What is required
Tally the lines holding "exhaust" and state only that figure.

[Rows from a dataset]
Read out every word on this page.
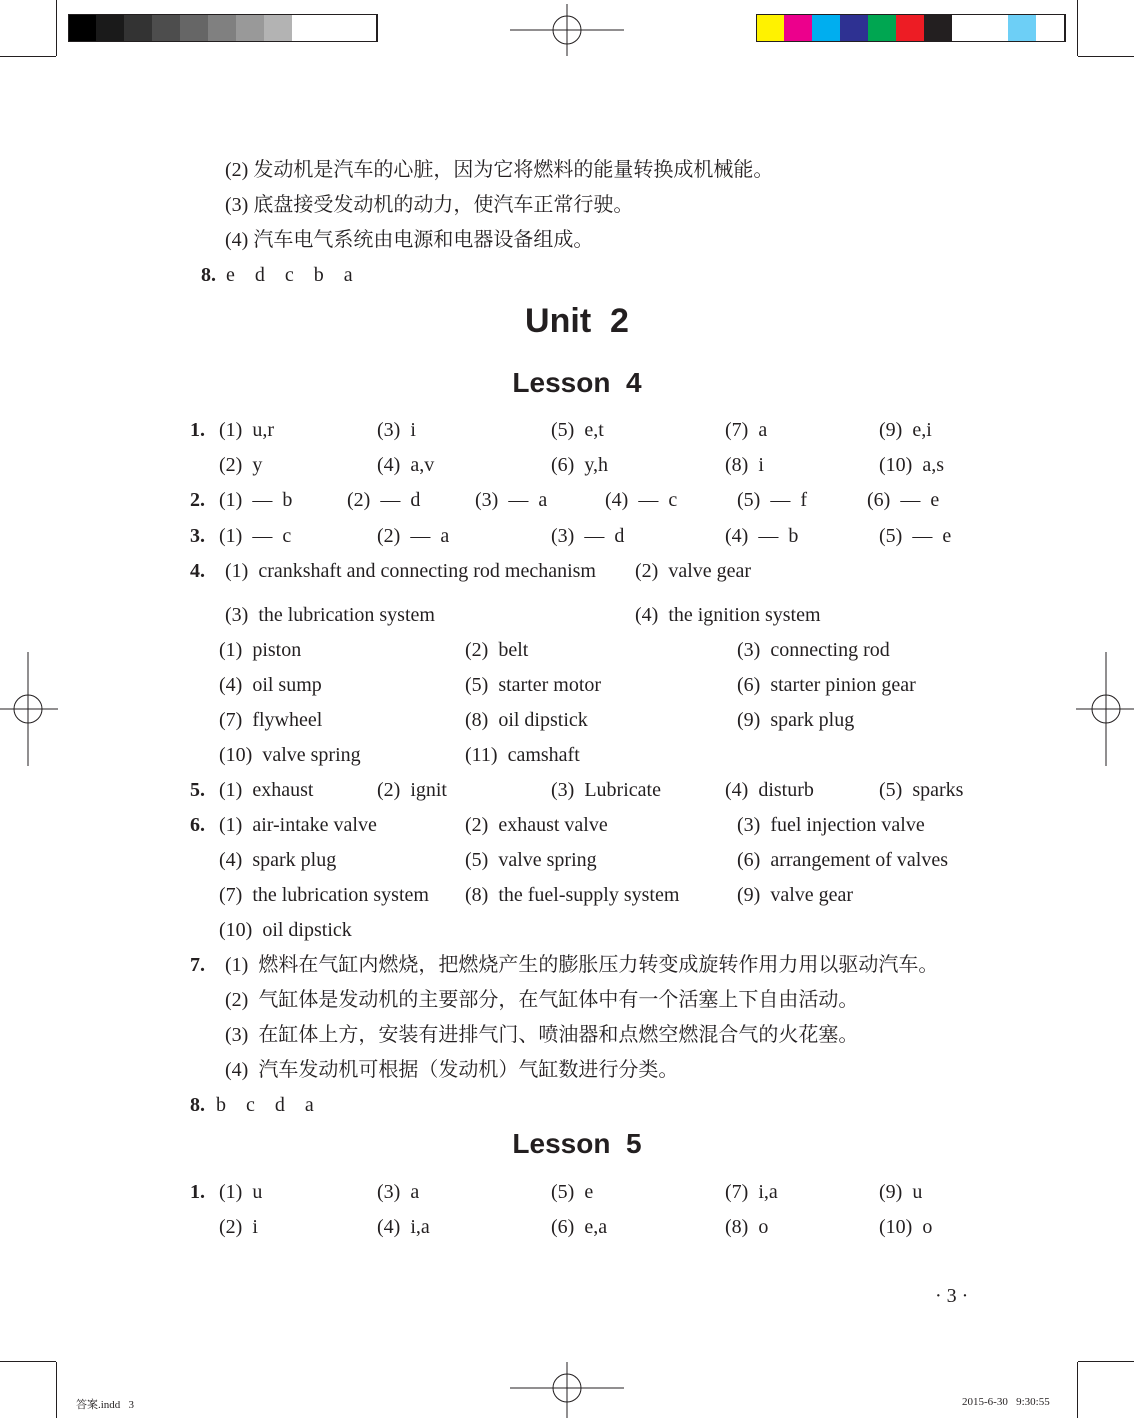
(2) 发动机是汽车的心脏，因为它将燃料的能量转换成机械能。
(3) 底盘接受发动机的动力，使汽车正常行驶。
(4) 汽车电气系统由电源和电器设备组成。
8. e    d    c    b    a
Unit  2
Lesson  4
1. (1)  u,r	(3)  i	(5)  e,t	(7)  a	(9)  e,i
(2)  y	(4)  a,v	(6)  y,h	(8)  i	(10)  a,s
2. (1)  —  b	(2)  —  d	(3)  —  a	(4)  —  c	(5)  —  f	(6)  —  e
3. (1)  —  c	(2)  —  a	(3)  —  d	(4)  —  b	(5)  —  e
4. (1)  crankshaft and connecting rod mechanism (2)  valve gear
(3)  the lubrication system	(4)  the ignition system
(1)  piston	(2)  belt	(3)  connecting rod
(4)  oil sump	(5)  starter motor	(6)  starter pinion gear
(7)  flywheel	(8)  oil dipstick	(9)  spark plug
(10)  valve spring	(11)  camshaft
5. (1)  exhaust	(2)  ignit	(3)  Lubricate	(4)  disturb	(5)  sparks
6. (1)  air-intake valve	(2)  exhaust valve	(3)  fuel injection valve
(4)  spark plug	(5)  valve spring	(6)  arrangement of valves
(7)  the lubrication system (8)  the fuel-supply system	(9)  valve gear
(10)  oil dipstick
7. (1)  燃料在气缸内燃烧，把燃烧产生的膨胀压力转变成旋转作用力用以驱动汽车。
(2)  气缸体是发动机的主要部分，在气缸体中有一个活塞上下自由活动。
(3)  在缸体上方，安装有进排气门、喷油器和点燃空燃混合气的火花塞。
(4)  汽车发动机可根据（发动机）气缸数进行分类。
8. b    c    d    a
Lesson  5
1. (1)  u	(3)  a	(5)  e	(7)  i,a	(9)  u
(2)  i	(4)  i,a	(6)  e,a	(8)  o	(10)  o
· 3 ·
答案.indd   3	2015-6-30   9:30:55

Answer to this problem
2